PROVIDED MATERIAL:
----
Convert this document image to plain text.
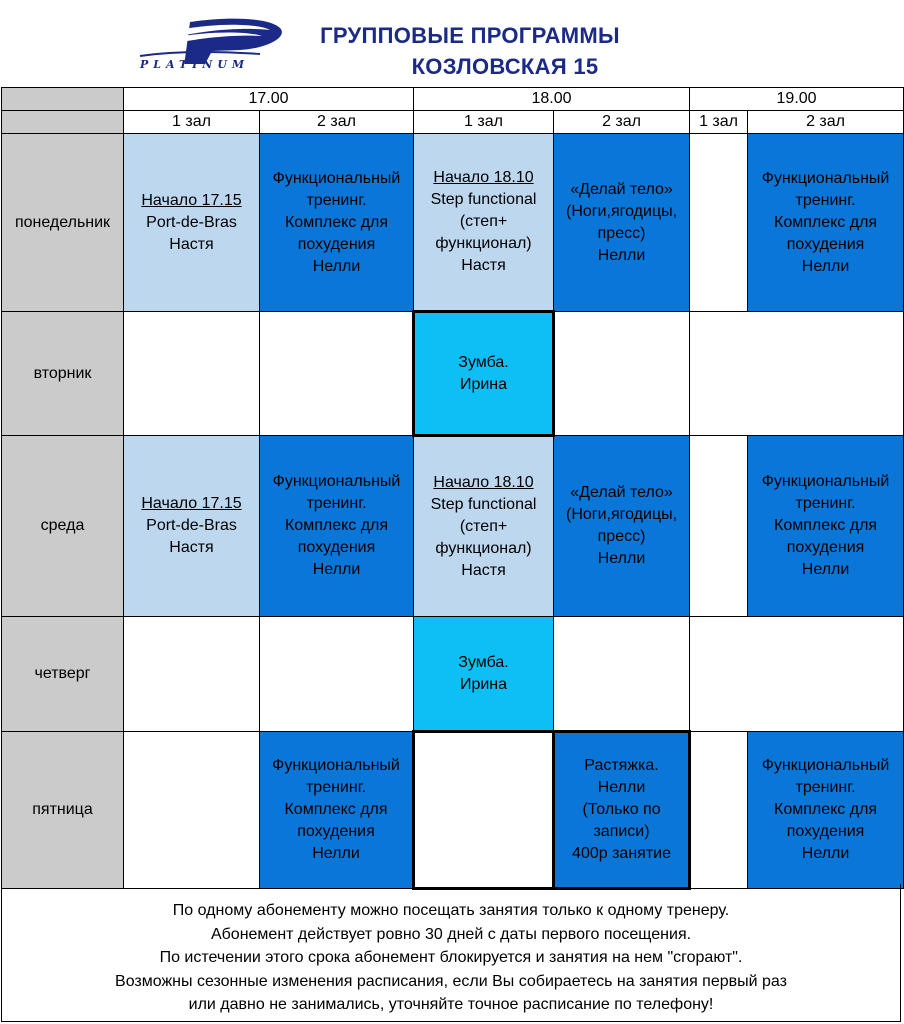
PLATINUM
ГРУППОВЫЕ ПРОГРАММЫ
КОЗЛОВСКАЯ 15
	17.00		18.00		19.00	
	1 зал	2 зал	1 зал	2 зал	1 зал	2 зал
понедельник	Начало 17.15
Port-de-Bras
Настя	Функциональный
тренинг.
Комплекс для
похудения
Нелли	Начало 18.10
Step functional
(степ+
функционал)
Настя	«Делай тело»
(Ноги,ягодицы,
пресс)
Нелли		Функциональный
тренинг.
Комплекс для
похудения
Нелли

вторник			Зумба.
Ирина			

среда	Начало 17.15
Port-de-Bras
Настя	Функциональный
тренинг.
Комплекс для
похудения
Нелли	Начало 18.10
Step functional
(степ+
функционал)
Настя	«Делай тело»
(Ноги,ягодицы,
пресс)
Нелли		Функциональный
тренинг.
Комплекс для
похудения
Нелли

четверг			Зумба.
Ирина			

пятница		Функциональный
тренинг.
Комплекс для
похудения
Нелли		Растяжка.
Нелли
(Только по
записи)
400р занятие		Функциональный
тренинг.
Комплекс для
похудения
Нелли
По одному абонементу можно посещать занятия только к одному тренеру.
Абонемент действует ровно 30 дней с даты первого посещения.
По истечении этого срока абонемент блокируется и занятия на нем "сгорают".
Возможны сезонные изменения расписания, если Вы собираетесь на занятия первый раз
или давно не занимались, уточняйте точное расписание по телефону!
----
WRITTEN EXERCISE:
Reproduce every line of the material precisely, omitting its pictures.

RESULT FOR THIS TASK:
Convert this document image to plain text.
PLATINUM
ГРУППОВЫЕ ПРОГРАММЫ
КОЗЛОВСКАЯ 15
	17.00		18.00		19.00	
	1 зал	2 зал	1 зал	2 зал	1 зал	2 зал
понедельник	Начало 17.15
Port-de-Bras
Настя	Функциональный
тренинг.
Комплекс для
похудения
Нелли	Начало 18.10
Step functional
(степ+
функционал)
Настя	«Делай тело»
(Ноги,ягодицы,
пресс)
Нелли		Функциональный
тренинг.
Комплекс для
похудения
Нелли

вторник			Зумба.
Ирина			

среда	Начало 17.15
Port-de-Bras
Настя	Функциональный
тренинг.
Комплекс для
похудения
Нелли	Начало 18.10
Step functional
(степ+
функционал)
Настя	«Делай тело»
(Ноги,ягодицы,
пресс)
Нелли		Функциональный
тренинг.
Комплекс для
похудения
Нелли

четверг			Зумба.
Ирина			

пятница		Функциональный
тренинг.
Комплекс для
похудения
Нелли		Растяжка.
Нелли
(Только по
записи)
400р занятие		Функциональный
тренинг.
Комплекс для
похудения
Нелли
По одному абонементу можно посещать занятия только к одному тренеру.
Абонемент действует ровно 30 дней с даты первого посещения.
По истечении этого срока абонемент блокируется и занятия на нем "сгорают".
Возможны сезонные изменения расписания, если Вы собираетесь на занятия первый раз
или давно не занимались, уточняйте точное расписание по телефону!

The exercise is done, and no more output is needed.